╭─ Extracted entries

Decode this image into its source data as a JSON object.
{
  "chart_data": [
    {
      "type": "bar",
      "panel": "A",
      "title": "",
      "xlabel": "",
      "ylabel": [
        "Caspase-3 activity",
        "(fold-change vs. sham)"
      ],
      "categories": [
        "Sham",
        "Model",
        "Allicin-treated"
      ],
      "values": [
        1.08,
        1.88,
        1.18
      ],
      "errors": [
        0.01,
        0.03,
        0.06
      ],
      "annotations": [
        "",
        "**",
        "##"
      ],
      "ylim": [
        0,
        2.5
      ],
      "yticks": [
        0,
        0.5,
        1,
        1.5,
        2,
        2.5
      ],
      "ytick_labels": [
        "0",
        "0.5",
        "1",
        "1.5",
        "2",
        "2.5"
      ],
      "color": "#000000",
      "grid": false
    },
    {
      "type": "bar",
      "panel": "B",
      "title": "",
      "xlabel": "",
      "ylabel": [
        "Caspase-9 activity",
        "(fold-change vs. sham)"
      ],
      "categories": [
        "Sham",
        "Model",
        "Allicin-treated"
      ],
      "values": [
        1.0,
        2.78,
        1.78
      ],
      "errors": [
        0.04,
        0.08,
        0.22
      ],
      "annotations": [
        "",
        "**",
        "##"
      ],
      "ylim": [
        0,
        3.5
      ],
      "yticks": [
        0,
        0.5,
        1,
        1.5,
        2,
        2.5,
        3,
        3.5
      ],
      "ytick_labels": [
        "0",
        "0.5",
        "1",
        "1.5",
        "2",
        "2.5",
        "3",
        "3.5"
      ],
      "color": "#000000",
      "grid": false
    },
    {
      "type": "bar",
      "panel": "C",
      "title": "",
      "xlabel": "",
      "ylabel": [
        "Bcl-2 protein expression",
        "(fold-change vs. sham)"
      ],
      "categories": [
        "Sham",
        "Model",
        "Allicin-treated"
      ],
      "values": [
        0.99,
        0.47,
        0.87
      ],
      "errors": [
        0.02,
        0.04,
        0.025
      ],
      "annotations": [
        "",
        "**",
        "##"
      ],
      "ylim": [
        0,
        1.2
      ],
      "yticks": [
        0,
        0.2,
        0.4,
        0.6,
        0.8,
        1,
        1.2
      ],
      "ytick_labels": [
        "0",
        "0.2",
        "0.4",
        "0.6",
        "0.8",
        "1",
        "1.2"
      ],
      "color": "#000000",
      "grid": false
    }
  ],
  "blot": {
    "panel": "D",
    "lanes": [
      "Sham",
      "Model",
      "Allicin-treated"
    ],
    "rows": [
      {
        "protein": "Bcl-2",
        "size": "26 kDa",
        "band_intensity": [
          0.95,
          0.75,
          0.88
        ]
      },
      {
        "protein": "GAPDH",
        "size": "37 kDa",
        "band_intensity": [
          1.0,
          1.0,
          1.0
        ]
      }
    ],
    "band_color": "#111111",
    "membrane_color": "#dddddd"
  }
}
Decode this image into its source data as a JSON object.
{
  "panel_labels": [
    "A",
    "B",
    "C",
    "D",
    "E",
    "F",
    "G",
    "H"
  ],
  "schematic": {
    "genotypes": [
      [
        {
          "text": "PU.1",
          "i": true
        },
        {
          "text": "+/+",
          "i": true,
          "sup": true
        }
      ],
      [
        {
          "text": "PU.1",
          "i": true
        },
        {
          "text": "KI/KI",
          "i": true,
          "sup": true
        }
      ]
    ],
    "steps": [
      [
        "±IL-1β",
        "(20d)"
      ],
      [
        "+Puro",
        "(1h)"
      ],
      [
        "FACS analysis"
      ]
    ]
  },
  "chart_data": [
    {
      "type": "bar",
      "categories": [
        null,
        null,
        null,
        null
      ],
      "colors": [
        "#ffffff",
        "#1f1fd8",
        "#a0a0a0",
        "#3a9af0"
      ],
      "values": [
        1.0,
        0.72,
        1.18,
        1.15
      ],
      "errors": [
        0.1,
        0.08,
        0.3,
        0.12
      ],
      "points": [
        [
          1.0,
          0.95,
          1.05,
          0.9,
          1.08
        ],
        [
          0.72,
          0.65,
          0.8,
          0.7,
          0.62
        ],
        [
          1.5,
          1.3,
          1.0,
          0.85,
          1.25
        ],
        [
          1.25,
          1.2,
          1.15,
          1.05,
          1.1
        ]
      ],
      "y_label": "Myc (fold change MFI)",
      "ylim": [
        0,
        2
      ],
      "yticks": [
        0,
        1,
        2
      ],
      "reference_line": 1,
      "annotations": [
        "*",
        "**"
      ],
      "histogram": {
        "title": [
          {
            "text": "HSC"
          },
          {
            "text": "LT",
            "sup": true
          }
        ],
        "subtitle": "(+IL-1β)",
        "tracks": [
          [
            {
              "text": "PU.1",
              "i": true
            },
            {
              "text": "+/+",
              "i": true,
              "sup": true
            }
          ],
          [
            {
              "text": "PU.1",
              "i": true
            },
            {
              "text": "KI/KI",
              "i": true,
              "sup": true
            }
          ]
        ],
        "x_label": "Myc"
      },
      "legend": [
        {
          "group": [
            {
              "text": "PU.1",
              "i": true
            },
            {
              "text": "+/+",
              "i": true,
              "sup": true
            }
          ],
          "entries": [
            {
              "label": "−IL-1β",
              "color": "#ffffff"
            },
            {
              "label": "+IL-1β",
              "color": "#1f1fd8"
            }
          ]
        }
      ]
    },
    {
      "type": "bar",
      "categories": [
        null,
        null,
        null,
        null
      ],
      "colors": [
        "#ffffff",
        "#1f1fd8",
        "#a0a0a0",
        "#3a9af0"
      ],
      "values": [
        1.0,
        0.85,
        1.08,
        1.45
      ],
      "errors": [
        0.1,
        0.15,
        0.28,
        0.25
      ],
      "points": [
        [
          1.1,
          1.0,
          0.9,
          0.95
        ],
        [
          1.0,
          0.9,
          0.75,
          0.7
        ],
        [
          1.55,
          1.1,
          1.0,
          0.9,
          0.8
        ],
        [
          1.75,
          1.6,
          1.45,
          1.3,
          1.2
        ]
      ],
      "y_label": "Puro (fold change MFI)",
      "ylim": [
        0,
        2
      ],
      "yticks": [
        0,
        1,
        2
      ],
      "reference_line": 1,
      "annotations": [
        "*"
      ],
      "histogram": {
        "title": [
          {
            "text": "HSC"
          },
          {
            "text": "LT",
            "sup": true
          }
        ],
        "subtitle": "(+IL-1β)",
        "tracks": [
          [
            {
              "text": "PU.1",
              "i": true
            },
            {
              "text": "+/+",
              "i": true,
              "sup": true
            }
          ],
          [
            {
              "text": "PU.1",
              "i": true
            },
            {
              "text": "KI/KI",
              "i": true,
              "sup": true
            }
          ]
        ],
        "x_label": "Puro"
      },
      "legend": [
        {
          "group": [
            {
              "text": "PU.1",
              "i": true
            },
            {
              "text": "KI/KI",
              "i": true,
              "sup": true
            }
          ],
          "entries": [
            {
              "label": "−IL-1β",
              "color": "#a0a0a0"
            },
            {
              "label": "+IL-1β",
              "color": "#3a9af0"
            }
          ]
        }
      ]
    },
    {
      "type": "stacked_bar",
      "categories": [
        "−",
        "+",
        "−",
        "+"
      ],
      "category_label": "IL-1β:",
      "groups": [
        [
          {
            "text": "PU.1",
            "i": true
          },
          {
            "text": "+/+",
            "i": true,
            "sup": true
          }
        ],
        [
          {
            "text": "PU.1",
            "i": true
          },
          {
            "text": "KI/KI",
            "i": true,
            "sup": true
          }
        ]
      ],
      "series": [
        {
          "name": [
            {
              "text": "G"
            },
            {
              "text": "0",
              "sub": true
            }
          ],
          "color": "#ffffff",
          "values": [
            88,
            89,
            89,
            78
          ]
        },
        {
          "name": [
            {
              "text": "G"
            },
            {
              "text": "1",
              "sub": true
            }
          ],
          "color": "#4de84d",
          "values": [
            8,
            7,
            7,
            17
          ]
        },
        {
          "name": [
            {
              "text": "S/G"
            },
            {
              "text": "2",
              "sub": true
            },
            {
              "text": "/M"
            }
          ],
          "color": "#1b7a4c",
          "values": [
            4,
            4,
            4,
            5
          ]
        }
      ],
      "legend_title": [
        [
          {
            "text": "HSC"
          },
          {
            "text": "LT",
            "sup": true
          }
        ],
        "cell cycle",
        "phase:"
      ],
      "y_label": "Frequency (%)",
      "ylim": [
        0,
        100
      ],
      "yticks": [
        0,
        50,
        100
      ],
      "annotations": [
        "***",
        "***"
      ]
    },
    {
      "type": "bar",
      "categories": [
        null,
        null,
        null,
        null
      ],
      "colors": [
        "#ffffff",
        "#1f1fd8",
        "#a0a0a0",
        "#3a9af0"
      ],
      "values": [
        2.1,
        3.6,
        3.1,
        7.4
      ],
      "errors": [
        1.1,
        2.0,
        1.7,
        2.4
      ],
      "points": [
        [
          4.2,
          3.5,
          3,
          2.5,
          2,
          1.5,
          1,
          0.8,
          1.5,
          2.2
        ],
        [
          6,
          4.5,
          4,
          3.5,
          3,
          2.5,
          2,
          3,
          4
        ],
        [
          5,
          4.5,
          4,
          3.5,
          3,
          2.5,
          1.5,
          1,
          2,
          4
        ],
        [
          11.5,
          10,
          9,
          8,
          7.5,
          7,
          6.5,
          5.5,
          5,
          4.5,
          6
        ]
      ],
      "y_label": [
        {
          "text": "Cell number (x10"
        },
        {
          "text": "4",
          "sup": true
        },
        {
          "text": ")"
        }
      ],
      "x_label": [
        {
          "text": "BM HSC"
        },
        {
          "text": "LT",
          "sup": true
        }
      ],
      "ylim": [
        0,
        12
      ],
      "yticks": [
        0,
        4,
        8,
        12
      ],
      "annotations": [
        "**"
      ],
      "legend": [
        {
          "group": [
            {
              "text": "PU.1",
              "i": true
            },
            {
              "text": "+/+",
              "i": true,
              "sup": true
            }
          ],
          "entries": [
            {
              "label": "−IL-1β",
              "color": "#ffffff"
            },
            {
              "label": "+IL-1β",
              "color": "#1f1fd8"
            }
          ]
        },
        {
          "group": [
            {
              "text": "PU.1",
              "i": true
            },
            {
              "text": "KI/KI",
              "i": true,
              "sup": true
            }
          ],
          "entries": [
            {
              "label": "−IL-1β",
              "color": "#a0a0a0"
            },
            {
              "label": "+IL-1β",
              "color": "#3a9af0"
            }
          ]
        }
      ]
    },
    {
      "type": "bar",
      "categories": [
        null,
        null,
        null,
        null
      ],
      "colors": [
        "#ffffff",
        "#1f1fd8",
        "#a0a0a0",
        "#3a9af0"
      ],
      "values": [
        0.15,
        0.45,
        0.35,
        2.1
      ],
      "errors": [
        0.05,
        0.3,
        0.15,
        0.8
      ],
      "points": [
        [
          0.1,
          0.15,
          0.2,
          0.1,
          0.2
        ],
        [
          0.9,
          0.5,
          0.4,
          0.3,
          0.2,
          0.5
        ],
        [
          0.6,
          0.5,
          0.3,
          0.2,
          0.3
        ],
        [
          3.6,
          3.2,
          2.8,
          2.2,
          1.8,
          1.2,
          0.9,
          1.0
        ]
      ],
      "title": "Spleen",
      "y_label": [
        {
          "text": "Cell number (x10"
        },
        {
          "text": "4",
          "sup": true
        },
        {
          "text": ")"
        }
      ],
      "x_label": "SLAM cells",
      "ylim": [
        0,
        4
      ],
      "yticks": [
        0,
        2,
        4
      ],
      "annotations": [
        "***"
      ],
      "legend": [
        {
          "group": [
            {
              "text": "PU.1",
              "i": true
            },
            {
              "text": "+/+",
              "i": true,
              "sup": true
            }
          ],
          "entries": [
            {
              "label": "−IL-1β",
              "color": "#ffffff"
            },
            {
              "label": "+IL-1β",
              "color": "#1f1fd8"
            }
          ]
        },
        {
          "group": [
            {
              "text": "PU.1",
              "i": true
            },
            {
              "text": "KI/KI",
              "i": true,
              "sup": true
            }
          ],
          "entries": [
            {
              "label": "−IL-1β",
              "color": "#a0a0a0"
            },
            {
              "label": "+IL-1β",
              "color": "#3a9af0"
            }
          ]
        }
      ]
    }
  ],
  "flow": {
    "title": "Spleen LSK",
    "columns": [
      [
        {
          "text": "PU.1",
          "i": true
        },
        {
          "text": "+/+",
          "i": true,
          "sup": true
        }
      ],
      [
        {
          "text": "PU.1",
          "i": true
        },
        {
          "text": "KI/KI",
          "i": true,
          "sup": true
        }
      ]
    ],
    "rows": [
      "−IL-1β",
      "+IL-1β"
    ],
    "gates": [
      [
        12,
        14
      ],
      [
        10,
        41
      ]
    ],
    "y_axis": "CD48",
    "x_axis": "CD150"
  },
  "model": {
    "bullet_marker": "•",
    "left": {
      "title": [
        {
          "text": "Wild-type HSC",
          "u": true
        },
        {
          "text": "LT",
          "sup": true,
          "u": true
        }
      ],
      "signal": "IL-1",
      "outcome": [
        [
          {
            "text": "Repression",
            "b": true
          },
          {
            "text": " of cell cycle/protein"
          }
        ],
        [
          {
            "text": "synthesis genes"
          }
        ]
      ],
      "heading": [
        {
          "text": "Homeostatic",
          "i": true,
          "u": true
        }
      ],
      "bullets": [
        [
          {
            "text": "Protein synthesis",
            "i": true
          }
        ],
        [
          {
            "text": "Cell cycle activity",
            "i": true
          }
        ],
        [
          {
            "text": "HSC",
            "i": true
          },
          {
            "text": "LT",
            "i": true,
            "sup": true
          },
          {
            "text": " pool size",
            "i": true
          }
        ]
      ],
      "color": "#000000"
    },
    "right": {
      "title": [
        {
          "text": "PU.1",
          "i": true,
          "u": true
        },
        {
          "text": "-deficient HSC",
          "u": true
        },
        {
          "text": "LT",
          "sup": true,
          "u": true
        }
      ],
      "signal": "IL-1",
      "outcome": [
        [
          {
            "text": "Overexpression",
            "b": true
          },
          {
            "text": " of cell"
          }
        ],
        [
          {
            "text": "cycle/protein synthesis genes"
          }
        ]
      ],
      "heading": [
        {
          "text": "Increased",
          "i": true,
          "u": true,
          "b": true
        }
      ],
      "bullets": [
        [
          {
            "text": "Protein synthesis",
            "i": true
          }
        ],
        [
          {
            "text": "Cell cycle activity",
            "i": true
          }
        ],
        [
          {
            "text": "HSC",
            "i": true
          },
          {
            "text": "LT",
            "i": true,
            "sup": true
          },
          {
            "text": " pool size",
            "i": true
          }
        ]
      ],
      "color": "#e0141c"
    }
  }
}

╰─

*What this task involves*
Read through the lines above and collect those that contain the string "cycle".

*Result of this exercise*
        "cell cycle",
            "text": " of cell cycle/protein"
            "text": "Cell cycle activity",
            "text": "cycle/protein synthesis genes"
            "text": "Cell cycle activity",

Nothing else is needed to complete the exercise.